> [DATA SUPPLIED]
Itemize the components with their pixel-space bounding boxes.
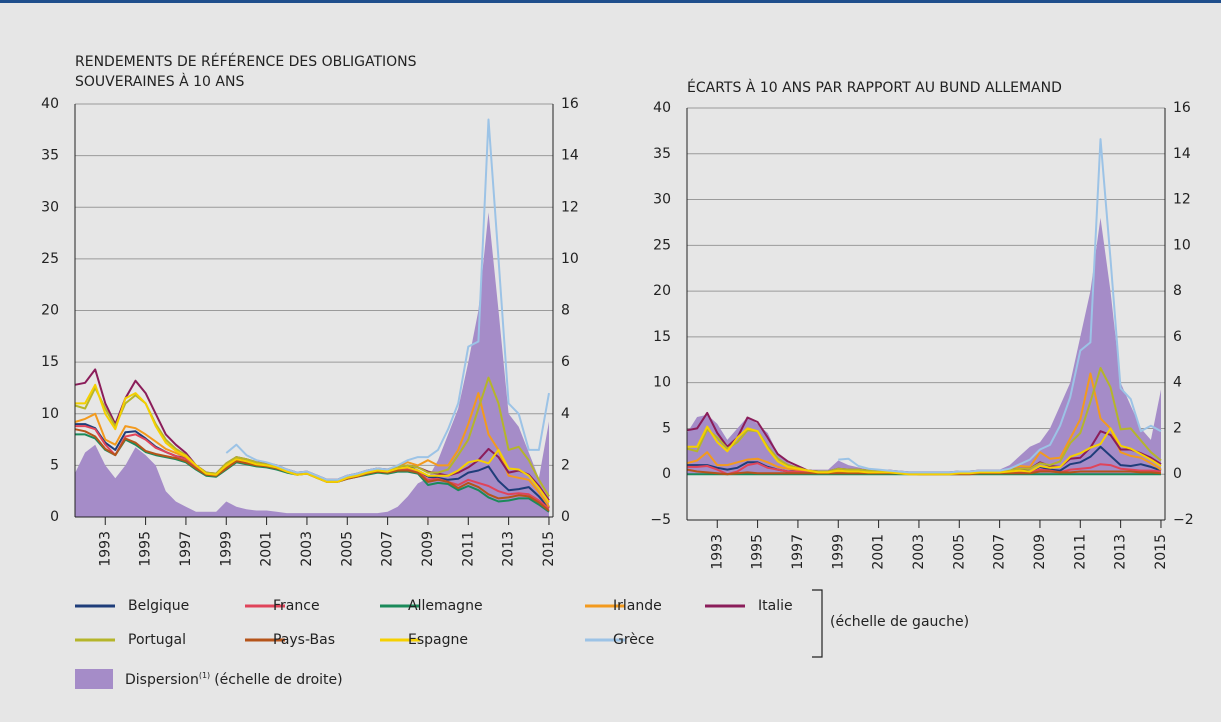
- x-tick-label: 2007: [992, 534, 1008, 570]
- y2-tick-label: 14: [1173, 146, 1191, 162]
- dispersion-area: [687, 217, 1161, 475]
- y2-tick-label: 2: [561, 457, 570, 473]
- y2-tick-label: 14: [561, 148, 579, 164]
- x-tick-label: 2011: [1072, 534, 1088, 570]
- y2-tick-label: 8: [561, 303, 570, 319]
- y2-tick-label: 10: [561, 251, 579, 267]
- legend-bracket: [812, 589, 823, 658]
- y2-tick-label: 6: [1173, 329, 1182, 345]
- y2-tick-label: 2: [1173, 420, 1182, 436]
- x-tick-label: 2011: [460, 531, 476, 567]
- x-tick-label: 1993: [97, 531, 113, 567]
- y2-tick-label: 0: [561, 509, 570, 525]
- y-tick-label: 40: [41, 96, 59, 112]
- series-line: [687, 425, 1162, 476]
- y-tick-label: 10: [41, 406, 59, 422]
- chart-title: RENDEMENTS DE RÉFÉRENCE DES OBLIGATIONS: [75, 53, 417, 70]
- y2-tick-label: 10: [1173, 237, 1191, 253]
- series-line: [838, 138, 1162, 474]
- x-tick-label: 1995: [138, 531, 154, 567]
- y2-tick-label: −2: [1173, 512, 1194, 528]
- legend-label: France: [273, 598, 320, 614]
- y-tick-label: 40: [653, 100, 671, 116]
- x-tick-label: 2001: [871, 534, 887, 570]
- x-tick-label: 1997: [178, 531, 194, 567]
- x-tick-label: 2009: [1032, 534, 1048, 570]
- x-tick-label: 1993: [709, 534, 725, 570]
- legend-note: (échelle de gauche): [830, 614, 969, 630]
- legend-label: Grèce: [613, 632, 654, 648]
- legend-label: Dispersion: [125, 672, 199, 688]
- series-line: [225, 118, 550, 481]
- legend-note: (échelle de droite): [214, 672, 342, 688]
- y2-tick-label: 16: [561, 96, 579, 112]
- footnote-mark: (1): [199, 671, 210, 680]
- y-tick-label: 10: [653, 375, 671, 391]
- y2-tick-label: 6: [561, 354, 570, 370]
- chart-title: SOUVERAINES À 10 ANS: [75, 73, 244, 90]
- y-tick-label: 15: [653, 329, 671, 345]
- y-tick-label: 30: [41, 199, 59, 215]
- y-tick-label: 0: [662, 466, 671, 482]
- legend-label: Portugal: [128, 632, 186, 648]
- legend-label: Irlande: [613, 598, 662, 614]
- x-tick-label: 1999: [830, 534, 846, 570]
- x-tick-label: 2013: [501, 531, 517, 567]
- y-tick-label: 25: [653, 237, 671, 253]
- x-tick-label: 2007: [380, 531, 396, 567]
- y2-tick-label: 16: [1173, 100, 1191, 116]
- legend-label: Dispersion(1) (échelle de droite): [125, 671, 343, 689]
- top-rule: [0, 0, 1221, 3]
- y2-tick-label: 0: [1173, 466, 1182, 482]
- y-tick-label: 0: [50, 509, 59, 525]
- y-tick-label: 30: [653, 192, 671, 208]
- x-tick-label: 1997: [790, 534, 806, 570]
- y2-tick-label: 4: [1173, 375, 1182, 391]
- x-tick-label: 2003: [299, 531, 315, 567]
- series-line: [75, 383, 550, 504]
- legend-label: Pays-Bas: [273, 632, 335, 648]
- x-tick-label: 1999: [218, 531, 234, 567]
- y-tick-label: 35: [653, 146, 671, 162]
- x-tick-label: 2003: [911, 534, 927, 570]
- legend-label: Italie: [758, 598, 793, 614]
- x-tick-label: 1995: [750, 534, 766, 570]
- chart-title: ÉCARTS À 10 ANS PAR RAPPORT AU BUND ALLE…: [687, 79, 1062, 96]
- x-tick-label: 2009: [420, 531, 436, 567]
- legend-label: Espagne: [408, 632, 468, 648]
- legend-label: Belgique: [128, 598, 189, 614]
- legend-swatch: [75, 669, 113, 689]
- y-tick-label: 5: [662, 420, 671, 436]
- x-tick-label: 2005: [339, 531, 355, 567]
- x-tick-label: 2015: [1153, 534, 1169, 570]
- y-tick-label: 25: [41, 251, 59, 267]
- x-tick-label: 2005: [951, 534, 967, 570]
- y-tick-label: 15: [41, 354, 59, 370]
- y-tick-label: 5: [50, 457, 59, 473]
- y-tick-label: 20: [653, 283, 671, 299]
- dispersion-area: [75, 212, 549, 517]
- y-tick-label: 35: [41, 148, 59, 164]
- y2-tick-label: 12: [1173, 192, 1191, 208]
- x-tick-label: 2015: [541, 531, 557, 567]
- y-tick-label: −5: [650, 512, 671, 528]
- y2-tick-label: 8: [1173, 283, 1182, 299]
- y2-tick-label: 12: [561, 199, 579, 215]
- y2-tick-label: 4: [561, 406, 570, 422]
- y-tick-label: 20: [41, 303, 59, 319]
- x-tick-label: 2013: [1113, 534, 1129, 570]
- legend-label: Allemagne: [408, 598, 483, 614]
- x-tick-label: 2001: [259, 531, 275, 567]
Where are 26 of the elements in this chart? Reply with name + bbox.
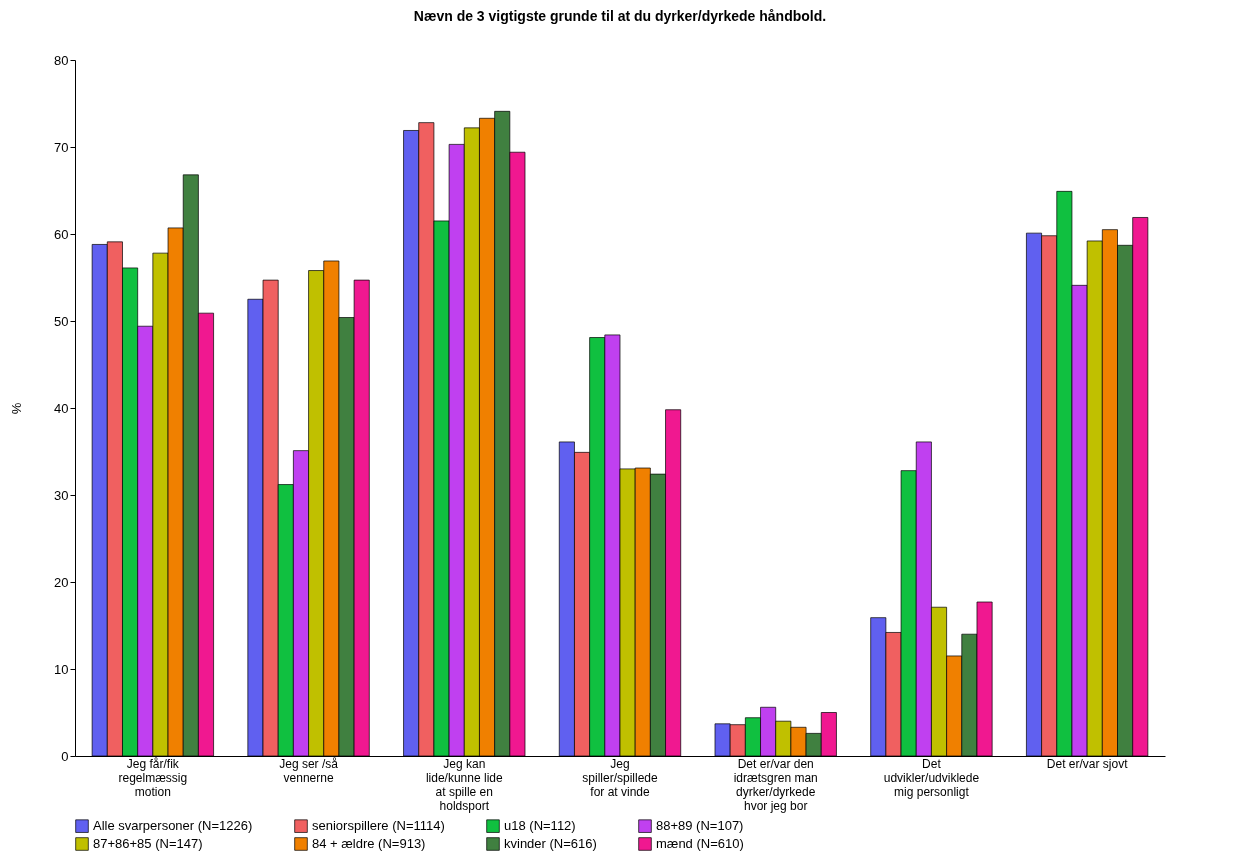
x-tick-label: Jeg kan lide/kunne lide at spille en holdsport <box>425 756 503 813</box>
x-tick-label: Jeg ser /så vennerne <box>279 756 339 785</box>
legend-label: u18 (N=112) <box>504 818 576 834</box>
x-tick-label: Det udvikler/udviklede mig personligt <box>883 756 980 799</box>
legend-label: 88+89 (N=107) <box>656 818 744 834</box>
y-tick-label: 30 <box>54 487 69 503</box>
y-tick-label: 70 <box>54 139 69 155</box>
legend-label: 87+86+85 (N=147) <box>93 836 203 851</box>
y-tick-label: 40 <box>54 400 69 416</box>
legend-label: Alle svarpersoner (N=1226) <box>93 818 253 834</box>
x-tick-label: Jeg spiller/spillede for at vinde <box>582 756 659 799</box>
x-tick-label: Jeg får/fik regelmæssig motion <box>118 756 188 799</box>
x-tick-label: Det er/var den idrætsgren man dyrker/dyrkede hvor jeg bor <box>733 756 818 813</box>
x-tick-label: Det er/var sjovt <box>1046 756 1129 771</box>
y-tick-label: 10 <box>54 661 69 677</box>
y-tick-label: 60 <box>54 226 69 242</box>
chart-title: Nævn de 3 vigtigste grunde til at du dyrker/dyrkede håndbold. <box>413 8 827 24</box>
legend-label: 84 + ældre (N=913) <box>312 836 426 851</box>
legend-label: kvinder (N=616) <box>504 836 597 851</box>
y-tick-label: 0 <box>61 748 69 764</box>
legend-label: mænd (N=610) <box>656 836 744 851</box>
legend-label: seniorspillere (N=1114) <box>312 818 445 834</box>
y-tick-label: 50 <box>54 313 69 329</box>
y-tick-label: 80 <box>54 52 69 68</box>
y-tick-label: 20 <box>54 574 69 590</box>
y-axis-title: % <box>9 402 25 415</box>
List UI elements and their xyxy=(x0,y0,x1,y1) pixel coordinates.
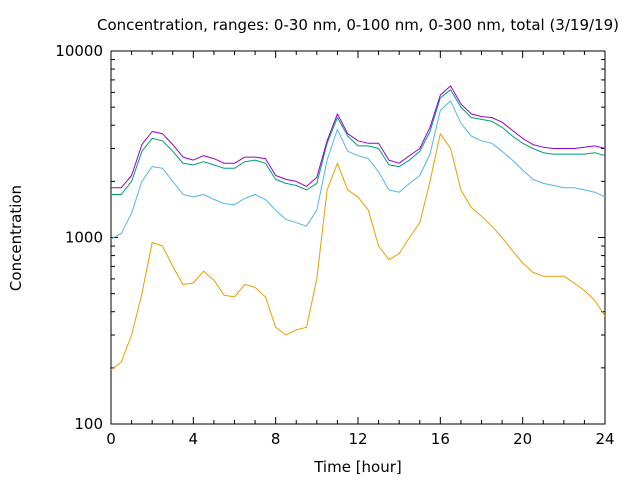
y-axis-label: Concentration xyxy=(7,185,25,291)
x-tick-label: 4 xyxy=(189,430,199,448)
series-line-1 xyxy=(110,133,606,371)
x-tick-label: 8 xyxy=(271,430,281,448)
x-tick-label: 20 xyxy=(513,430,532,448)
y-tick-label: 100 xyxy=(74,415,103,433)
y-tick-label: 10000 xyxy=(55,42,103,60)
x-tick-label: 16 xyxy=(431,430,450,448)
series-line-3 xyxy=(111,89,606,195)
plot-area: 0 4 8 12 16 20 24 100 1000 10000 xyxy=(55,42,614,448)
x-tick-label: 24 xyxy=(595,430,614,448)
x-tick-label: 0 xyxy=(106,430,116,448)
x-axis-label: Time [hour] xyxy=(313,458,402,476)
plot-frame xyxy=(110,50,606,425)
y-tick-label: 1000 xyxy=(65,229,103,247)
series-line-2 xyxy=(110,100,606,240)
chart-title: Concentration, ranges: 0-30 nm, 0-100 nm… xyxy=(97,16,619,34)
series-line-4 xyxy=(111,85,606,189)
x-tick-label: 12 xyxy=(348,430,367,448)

> [TASK DIRECTIONS]
Repeat the lines above, beginning at the line that contains "- x-tick-label: 2007: [992, 534, 1008, 570]" and stopping after the line that contains "- x-tick-label: 2011: [460, 531, 476, 567]".

> [COMPLETED EXERCISE]
- x-tick-label: 2007: [992, 534, 1008, 570]
- y2-tick-label: 14: [1173, 146, 1191, 162]
- dispersion-area: [687, 217, 1161, 475]
- y2-tick-label: 2: [561, 457, 570, 473]
- y2-tick-label: 14: [561, 148, 579, 164]
- x-tick-label: 2011: [1072, 534, 1088, 570]
- y2-tick-label: 8: [561, 303, 570, 319]
- y2-tick-label: 10: [561, 251, 579, 267]
- legend-bracket: [812, 589, 823, 658]
- y2-tick-label: 6: [1173, 329, 1182, 345]
- y2-tick-label: 2: [1173, 420, 1182, 436]
- x-tick-label: 2011: [460, 531, 476, 567]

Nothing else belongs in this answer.